# WORK INSTRUCTIONS
Give nothing except the number of lines containing the word "colors".

# INPUT ROWS
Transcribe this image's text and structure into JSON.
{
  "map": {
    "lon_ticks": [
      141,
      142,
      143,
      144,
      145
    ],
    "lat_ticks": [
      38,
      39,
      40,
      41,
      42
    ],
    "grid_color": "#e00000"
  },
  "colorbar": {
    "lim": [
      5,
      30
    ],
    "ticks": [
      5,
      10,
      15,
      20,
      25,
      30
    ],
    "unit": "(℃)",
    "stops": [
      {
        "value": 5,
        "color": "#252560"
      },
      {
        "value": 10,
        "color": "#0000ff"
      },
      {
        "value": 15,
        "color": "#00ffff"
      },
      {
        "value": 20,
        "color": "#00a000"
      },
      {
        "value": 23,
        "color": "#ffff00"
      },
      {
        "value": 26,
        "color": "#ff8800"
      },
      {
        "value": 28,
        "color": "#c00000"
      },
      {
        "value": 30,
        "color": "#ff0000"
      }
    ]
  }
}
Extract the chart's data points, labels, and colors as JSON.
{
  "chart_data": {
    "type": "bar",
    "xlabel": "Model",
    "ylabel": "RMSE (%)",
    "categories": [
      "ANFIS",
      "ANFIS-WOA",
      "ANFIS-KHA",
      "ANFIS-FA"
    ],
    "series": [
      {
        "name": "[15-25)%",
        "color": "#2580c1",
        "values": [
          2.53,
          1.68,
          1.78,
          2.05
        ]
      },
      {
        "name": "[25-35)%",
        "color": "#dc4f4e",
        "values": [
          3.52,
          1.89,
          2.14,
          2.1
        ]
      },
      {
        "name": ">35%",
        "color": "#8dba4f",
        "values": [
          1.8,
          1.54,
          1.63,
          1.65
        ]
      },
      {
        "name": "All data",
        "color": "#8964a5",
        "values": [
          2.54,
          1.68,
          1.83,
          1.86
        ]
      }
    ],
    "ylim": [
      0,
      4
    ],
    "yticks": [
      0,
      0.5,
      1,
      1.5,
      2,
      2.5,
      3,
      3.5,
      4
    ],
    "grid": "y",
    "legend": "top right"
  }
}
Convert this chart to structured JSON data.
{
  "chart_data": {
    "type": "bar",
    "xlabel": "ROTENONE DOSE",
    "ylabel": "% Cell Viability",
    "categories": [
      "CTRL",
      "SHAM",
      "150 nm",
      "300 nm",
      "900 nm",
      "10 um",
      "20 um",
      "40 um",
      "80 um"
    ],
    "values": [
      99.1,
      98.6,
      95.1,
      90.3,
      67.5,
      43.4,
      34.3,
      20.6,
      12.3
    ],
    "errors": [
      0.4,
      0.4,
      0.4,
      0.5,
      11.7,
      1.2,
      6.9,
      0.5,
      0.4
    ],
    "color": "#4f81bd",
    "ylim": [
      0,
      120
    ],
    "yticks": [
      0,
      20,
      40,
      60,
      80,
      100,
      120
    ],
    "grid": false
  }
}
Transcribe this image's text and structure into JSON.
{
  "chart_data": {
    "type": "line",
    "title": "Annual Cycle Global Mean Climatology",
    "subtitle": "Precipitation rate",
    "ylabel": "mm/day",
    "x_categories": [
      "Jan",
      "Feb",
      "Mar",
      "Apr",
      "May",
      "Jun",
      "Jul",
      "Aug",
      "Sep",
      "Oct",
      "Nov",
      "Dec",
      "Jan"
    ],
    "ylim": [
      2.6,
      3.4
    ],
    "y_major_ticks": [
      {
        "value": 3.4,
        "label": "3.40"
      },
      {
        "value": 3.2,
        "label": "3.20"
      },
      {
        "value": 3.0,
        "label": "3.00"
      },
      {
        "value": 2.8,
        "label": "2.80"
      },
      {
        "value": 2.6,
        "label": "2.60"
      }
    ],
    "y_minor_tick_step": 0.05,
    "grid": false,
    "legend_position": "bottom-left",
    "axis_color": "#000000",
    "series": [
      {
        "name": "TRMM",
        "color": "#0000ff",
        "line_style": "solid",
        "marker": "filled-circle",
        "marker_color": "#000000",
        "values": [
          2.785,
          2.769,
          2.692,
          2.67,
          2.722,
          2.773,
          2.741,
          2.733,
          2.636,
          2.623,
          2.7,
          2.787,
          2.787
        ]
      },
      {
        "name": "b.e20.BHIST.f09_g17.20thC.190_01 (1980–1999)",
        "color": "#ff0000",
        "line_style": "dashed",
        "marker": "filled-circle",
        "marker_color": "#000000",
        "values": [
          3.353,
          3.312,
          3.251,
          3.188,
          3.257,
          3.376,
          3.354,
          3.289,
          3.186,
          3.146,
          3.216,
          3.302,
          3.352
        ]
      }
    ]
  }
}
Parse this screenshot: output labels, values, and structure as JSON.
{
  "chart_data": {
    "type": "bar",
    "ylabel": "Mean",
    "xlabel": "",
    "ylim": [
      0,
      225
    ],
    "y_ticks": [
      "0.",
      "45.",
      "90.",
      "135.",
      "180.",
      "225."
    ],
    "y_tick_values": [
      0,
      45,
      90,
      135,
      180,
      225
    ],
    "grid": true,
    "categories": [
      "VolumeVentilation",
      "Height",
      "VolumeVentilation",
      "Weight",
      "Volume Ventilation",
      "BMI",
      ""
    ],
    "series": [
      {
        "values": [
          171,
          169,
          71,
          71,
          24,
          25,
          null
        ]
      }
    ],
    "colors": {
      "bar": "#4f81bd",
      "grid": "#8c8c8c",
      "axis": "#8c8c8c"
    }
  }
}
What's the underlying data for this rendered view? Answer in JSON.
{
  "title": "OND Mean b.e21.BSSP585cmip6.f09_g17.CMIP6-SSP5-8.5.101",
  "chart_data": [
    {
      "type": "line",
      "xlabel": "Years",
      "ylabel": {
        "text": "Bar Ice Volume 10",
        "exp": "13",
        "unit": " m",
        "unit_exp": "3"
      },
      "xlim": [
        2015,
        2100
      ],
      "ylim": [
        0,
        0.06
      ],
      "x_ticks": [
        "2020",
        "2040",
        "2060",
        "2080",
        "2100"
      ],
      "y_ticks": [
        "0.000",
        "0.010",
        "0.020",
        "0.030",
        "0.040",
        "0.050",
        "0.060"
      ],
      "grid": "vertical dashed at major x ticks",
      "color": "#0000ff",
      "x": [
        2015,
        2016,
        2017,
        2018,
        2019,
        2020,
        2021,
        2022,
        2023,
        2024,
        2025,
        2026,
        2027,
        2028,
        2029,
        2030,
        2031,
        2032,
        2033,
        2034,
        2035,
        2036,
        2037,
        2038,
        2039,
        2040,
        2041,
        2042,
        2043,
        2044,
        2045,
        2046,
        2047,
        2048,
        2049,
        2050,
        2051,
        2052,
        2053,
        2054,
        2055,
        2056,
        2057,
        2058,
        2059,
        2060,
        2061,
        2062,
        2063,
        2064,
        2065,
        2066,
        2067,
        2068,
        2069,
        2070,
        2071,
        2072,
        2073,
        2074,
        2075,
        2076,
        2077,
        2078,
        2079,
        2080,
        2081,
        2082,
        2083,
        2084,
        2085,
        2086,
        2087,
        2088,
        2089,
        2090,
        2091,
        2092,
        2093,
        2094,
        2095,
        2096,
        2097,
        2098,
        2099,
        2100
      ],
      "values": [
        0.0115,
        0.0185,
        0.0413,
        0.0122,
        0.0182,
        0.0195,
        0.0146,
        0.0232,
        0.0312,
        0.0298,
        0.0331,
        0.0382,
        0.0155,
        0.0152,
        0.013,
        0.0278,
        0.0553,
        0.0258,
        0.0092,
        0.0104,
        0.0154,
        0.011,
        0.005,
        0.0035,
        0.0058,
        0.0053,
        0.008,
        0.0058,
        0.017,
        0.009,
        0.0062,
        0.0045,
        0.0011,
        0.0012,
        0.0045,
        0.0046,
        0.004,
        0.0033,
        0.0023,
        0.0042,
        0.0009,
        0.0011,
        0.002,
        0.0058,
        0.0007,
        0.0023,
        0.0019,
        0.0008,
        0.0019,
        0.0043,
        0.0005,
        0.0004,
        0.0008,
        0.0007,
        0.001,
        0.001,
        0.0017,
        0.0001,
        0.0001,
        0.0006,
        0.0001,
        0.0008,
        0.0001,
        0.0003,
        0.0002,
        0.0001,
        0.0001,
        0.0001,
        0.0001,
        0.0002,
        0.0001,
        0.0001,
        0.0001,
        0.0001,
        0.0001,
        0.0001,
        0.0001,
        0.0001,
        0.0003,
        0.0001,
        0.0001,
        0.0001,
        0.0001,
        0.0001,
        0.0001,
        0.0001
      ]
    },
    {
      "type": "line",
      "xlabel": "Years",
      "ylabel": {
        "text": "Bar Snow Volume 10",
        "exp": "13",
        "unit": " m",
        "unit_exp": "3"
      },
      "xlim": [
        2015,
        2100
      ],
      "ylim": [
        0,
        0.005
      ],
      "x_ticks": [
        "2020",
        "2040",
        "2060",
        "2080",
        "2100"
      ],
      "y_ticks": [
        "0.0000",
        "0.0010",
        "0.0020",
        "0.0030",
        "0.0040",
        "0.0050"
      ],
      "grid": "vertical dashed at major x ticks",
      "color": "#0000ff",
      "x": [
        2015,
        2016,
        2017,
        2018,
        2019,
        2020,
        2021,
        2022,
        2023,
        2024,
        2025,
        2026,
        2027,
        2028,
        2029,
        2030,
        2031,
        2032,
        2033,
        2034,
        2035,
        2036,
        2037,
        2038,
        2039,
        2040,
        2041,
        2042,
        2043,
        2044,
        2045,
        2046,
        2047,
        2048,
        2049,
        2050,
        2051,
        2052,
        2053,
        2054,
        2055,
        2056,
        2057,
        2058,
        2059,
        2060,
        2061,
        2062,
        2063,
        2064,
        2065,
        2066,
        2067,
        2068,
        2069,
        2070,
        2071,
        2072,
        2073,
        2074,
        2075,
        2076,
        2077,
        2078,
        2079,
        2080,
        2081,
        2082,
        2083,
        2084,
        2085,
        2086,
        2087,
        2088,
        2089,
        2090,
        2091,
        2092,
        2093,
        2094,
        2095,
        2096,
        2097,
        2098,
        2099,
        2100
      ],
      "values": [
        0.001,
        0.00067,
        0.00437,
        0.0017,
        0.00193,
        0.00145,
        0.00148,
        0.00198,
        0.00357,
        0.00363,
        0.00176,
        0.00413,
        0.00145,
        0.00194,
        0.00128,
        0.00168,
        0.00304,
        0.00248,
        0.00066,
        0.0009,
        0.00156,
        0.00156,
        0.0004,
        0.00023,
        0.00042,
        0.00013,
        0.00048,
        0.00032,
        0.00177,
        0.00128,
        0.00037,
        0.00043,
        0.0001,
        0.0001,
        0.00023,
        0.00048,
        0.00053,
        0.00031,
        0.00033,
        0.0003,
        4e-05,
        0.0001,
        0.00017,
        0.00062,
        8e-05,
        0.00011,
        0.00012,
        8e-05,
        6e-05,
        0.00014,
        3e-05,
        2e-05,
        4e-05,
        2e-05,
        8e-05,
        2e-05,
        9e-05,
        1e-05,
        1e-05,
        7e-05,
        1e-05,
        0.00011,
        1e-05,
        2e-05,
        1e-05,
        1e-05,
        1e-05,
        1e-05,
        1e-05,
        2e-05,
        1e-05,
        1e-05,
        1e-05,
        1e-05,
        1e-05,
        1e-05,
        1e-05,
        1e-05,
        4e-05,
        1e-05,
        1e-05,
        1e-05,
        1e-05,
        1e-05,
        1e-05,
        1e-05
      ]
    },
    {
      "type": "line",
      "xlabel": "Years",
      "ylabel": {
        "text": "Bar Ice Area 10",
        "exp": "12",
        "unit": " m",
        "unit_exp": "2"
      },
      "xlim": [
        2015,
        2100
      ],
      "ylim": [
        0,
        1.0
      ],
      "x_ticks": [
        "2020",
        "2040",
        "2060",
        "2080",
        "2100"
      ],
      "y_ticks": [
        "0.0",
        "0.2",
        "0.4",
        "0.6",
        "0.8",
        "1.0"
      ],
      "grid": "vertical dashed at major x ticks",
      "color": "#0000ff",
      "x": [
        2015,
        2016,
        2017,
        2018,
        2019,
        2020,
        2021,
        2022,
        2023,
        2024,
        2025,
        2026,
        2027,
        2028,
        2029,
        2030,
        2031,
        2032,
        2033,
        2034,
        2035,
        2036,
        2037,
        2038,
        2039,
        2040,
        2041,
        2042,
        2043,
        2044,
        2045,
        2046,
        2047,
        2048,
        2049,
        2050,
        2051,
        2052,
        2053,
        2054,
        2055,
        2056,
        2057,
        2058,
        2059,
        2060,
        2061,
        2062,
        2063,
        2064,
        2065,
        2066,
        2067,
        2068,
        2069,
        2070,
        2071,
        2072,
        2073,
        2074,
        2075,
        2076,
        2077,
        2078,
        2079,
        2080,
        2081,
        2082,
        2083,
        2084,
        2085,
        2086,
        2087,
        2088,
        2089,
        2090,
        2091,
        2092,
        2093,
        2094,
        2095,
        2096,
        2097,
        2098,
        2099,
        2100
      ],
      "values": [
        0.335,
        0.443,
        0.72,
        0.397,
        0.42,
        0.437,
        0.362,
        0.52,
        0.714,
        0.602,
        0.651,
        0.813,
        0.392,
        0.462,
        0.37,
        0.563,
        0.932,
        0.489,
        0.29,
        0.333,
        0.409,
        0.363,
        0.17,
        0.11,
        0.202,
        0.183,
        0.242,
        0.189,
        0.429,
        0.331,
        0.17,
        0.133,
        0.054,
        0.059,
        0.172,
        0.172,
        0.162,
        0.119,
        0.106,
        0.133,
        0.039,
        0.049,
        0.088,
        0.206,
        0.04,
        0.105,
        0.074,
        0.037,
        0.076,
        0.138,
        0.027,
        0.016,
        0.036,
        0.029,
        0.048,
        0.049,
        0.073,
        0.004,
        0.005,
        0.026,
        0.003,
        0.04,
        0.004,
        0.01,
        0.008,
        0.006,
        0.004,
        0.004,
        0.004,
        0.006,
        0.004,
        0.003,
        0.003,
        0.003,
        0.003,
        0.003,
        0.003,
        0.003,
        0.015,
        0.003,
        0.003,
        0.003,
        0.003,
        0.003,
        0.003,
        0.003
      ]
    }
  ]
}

# FINAL RESULT
2